▶ _GOAL OF THE EXERCISE_: Copy the lines below as they are; omit the images they contain.

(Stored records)
--------

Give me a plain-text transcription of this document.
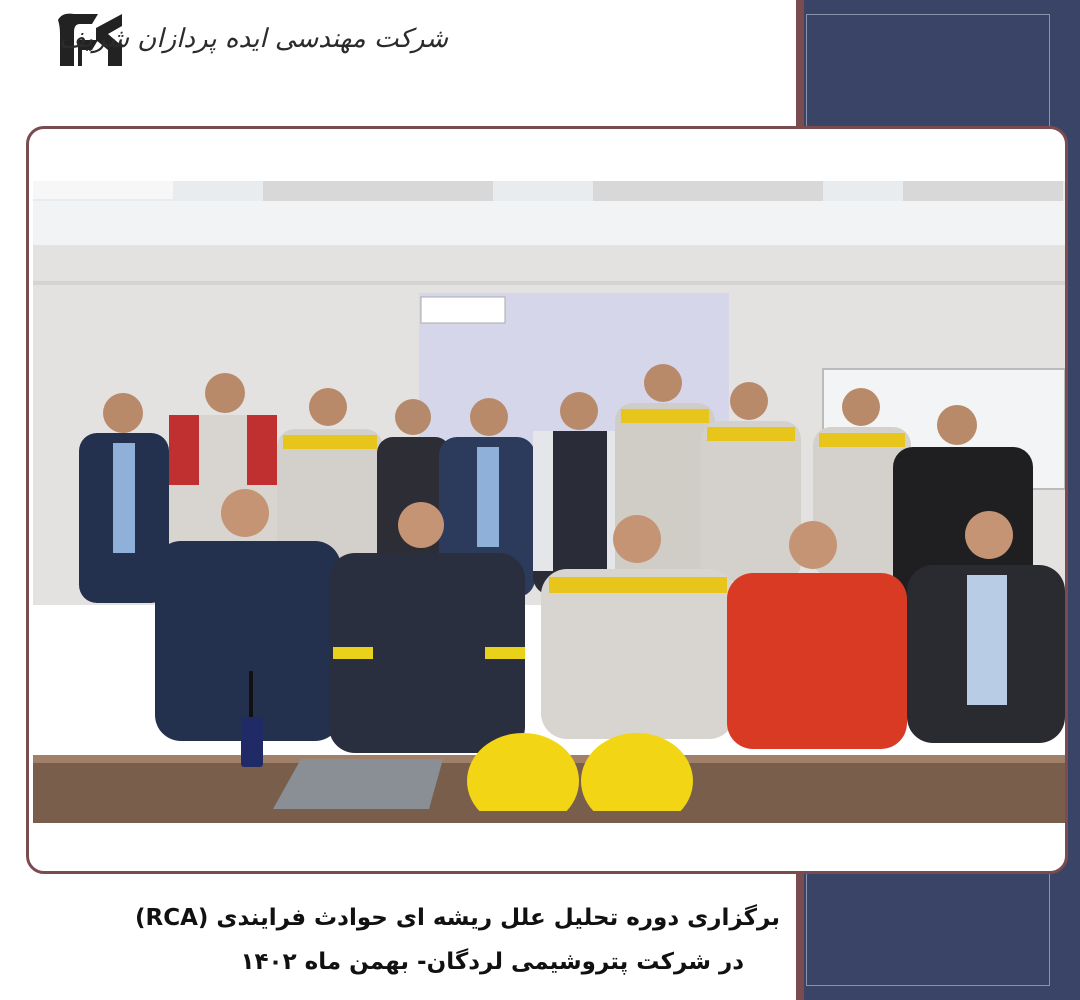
شرکت مهندسی ایده پردازان شریف
برگزاری دوره تحلیل علل ریشه ای حوادث فرایندی (RCA)
در شرکت پتروشیمی لردگان- بهمن ماه ۱۴۰۲
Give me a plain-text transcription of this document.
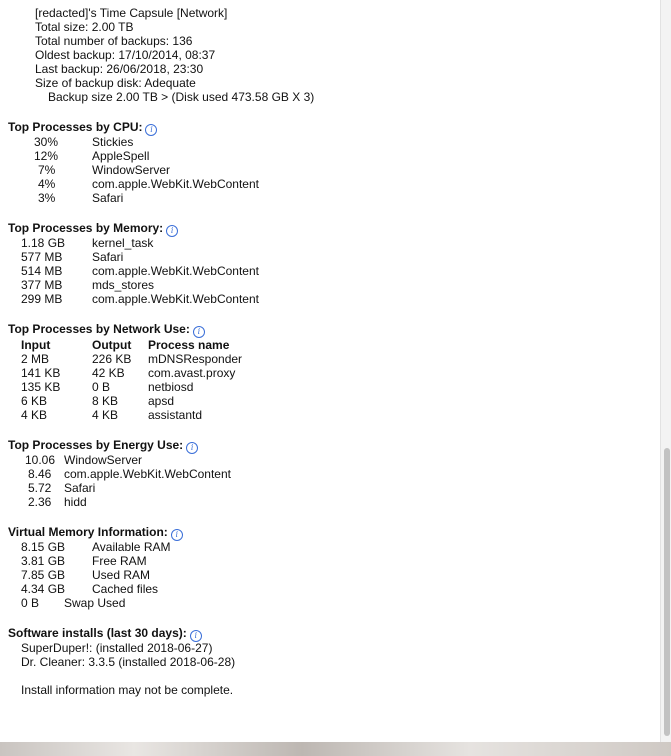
[redacted]'s Time Capsule [Network]
Total size: 2.00 TB
Total number of backups: 136
Oldest backup: 17/10/2014, 08:37
Last backup: 26/06/2018, 23:30
Size of backup disk: Adequate
Backup size 2.00 TB > (Disk used 473.58 GB X 3)
Top Processes by CPU: i
30%	Stickies
12%	AppleSpell
7%	WindowServer
4%	com.apple.WebKit.WebContent
3%	Safari
Top Processes by Memory: i
1.18 GB kernel_task
577 MB Safari
514 MB com.apple.WebKit.WebContent
377 MB mds_stores
299 MB com.apple.WebKit.WebContent
Top Processes by Network Use: i
Input	Output Process name
2 MB	226 KB mDNSResponder
141 KB	42 KB com.avast.proxy
135 KB	0 B	netbiosd
6 KB	8 KB apsd
4 KB	4 KB assistantd
Top Processes by Energy Use: i
10.06 WindowServer
8.46 com.apple.WebKit.WebContent
5.72 Safari
2.36 hidd
Virtual Memory Information: i
8.15 GB Available RAM
3.81 GB Free RAM
7.85 GB Used RAM
4.34 GB Cached files
0 B Swap Used
Software installs (last 30 days): i
SuperDuper!: (installed 2018-06-27)
Dr. Cleaner: 3.3.5 (installed 2018-06-28)
Install information may not be complete.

--------

▶ _TASK SOLUTION_:
Give me a plain-text transcription of this document.
شرکت مهندسی ایده پردازان شریف
برگزاری دوره تحلیل علل ریشه ای حوادث فرایندی (RCA)
در شرکت پتروشیمی لردگان- بهمن ماه ۱۴۰۲
Give me a plain-text transcription of this document.
[redacted]'s Time Capsule [Network]
Total size: 2.00 TB
Total number of backups: 136
Oldest backup: 17/10/2014, 08:37
Last backup: 26/06/2018, 23:30
Size of backup disk: Adequate
Backup size 2.00 TB > (Disk used 473.58 GB X 3)
Top Processes by CPU: i
30%	Stickies
12%	AppleSpell
7%	WindowServer
4%	com.apple.WebKit.WebContent
3%	Safari
Top Processes by Memory: i
1.18 GB kernel_task
577 MB Safari
514 MB com.apple.WebKit.WebContent
377 MB mds_stores
299 MB com.apple.WebKit.WebContent
Top Processes by Network Use: i
Input	Output Process name
2 MB	226 KB mDNSResponder
141 KB	42 KB com.avast.proxy
135 KB	0 B	netbiosd
6 KB	8 KB apsd
4 KB	4 KB assistantd
Top Processes by Energy Use: i
10.06 WindowServer
8.46 com.apple.WebKit.WebContent
5.72 Safari
2.36 hidd
Virtual Memory Information: i
8.15 GB Available RAM
3.81 GB Free RAM
7.85 GB Used RAM
4.34 GB Cached files
0 B Swap Used
Software installs (last 30 days): i
SuperDuper!: (installed 2018-06-27)
Dr. Cleaner: 3.3.5 (installed 2018-06-28)
Install information may not be complete.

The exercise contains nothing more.